-- DATA start --

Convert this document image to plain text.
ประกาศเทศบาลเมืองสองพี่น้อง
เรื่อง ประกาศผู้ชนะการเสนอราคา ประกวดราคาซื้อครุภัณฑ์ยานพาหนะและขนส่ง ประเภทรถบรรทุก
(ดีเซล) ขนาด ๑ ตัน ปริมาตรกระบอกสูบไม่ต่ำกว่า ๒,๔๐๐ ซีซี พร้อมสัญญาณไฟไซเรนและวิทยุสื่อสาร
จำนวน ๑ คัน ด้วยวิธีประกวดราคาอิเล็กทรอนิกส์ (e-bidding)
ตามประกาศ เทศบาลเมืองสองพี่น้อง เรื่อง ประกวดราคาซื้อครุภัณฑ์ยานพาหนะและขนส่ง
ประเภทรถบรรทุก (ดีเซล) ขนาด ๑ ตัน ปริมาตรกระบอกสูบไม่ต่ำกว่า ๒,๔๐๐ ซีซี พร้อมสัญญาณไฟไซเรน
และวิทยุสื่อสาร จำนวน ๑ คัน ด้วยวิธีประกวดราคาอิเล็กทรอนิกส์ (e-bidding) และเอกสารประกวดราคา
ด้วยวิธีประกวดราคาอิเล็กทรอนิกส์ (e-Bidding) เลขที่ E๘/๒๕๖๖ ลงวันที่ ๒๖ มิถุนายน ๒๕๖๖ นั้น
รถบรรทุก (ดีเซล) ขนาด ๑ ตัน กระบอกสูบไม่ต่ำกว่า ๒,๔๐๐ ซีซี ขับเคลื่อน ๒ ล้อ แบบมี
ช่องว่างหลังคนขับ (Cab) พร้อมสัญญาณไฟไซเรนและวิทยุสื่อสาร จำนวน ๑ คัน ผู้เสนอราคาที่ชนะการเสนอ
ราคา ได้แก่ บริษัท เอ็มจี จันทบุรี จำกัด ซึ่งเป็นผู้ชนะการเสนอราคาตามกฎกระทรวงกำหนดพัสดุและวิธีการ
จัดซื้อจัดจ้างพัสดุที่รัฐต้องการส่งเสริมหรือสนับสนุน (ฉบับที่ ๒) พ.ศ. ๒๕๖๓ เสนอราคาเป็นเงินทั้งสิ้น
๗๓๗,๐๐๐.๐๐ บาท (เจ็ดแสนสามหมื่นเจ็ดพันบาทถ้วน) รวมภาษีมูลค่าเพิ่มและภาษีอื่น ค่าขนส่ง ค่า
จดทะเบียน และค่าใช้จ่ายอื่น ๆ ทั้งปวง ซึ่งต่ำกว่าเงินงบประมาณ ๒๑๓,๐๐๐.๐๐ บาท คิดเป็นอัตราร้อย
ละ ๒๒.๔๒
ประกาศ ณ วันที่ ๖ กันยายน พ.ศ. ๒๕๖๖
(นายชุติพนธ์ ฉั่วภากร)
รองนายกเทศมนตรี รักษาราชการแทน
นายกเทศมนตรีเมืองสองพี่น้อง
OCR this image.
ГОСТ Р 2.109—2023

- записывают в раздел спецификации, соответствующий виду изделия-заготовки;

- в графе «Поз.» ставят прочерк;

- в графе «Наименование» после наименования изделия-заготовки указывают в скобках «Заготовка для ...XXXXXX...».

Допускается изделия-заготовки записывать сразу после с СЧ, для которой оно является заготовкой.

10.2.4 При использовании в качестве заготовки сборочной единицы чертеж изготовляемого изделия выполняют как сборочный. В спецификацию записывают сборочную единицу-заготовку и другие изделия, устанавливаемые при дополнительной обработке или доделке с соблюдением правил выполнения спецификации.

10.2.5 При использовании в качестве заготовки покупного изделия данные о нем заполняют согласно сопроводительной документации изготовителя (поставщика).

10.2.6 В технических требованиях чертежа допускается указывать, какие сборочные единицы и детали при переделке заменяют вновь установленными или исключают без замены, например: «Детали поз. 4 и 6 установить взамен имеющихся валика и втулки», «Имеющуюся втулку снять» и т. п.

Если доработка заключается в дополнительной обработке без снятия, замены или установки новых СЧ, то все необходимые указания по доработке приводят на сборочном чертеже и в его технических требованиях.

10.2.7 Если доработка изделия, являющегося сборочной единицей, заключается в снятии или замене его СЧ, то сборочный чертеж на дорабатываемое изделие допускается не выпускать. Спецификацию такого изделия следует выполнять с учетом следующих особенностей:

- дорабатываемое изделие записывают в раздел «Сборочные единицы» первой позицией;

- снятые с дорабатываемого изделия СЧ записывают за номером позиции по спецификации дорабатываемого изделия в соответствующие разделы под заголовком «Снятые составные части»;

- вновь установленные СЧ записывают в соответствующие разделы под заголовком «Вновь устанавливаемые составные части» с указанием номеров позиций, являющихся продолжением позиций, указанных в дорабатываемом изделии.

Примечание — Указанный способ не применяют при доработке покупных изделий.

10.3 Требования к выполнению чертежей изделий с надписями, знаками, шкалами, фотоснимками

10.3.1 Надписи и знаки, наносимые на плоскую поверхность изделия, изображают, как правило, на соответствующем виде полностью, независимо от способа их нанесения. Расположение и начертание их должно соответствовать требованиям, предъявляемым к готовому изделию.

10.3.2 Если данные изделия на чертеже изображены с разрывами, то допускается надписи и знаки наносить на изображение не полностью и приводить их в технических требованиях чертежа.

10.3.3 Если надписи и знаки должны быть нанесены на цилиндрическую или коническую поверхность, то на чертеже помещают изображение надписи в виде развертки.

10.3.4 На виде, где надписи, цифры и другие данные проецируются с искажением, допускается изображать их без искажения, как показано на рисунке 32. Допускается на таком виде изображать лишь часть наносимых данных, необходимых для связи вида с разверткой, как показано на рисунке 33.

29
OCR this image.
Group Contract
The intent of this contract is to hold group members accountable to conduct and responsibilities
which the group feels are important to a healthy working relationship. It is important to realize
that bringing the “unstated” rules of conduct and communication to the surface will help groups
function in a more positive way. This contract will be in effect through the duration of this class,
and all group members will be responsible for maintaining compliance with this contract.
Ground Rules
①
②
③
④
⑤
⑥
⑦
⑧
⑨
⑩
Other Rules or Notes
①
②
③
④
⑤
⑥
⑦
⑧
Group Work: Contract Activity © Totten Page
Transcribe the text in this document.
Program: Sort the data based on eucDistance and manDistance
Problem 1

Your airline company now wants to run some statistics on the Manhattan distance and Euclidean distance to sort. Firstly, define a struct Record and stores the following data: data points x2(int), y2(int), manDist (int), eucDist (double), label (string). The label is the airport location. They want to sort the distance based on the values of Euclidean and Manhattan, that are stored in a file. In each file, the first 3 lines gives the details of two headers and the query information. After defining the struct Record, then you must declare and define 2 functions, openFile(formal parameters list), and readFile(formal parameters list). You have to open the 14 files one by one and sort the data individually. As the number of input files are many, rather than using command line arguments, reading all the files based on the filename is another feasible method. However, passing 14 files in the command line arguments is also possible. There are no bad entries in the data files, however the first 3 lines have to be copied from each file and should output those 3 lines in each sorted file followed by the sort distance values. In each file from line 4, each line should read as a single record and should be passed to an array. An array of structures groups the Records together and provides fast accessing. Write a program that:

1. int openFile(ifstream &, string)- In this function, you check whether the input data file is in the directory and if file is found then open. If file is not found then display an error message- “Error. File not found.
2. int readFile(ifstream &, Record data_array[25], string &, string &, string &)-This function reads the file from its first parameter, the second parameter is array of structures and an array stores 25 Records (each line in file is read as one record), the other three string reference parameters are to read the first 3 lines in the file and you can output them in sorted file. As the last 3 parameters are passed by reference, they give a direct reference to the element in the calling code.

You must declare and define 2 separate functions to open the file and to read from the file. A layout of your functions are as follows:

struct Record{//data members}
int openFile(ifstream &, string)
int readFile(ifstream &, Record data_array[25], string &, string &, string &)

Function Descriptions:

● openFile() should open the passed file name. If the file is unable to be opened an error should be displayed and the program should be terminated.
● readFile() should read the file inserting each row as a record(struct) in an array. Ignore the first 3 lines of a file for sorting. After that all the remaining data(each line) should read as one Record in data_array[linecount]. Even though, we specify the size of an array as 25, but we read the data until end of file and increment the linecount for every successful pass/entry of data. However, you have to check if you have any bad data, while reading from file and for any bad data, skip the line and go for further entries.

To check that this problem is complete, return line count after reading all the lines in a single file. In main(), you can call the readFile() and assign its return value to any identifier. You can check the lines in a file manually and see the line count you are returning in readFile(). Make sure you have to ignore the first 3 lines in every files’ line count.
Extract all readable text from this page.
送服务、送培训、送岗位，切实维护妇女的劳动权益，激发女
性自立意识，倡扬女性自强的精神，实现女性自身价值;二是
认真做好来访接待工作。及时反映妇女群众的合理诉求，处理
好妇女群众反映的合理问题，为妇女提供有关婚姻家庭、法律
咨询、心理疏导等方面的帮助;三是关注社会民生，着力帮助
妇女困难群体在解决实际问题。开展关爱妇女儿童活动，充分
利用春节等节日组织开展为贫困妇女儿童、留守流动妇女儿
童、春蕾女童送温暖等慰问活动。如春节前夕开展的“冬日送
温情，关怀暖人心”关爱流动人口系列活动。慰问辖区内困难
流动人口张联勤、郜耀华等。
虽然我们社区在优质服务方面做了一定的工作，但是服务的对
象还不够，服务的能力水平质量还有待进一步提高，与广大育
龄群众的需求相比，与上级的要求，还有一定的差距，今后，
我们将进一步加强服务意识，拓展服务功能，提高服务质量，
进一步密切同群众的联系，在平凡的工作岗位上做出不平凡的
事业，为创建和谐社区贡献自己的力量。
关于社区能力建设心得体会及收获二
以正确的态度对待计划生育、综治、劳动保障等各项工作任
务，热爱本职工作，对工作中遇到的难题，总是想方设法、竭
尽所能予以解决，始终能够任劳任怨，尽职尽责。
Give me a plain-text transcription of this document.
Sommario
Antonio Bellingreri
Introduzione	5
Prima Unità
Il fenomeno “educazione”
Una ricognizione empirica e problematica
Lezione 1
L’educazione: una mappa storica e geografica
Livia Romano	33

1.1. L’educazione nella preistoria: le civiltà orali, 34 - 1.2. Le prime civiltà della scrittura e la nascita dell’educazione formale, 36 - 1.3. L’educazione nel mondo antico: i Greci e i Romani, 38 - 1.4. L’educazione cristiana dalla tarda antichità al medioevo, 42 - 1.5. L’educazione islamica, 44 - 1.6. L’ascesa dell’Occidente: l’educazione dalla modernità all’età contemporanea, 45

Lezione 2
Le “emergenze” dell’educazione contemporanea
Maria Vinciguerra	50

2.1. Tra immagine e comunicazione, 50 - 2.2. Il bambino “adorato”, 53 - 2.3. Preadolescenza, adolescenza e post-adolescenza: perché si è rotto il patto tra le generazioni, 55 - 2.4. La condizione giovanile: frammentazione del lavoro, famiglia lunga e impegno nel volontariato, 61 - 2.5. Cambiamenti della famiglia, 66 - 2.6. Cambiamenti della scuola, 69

-- DATA end --

State how many lines of the records above contain the word "contemporanea", giving only that number.

2